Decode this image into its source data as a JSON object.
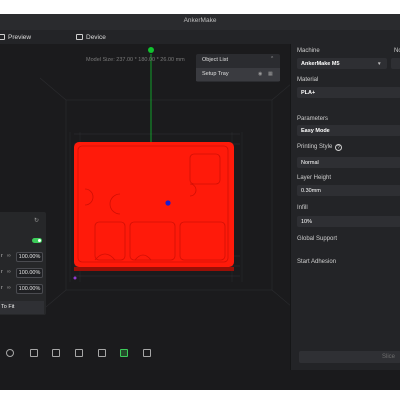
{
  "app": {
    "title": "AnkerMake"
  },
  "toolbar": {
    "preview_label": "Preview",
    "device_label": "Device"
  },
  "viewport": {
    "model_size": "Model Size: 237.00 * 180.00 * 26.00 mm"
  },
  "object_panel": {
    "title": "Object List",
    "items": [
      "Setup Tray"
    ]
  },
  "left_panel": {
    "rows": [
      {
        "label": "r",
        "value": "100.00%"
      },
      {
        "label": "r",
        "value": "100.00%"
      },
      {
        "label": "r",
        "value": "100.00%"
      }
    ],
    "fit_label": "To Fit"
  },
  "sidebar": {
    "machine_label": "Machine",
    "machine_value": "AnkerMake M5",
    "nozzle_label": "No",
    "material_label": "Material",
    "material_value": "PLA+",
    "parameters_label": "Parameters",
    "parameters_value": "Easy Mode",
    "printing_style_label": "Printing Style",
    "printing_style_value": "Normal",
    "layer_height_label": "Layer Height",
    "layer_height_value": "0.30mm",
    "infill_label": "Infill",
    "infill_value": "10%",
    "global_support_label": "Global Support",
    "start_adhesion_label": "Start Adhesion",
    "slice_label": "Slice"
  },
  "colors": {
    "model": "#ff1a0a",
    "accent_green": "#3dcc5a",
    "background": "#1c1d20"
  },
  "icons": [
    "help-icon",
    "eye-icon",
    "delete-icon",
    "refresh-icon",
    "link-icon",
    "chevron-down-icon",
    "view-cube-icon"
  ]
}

══════════

**To be done**
Examine the records and report how many lines contain the string "AnkerMake". Only the number should be given.

**Full answer**
2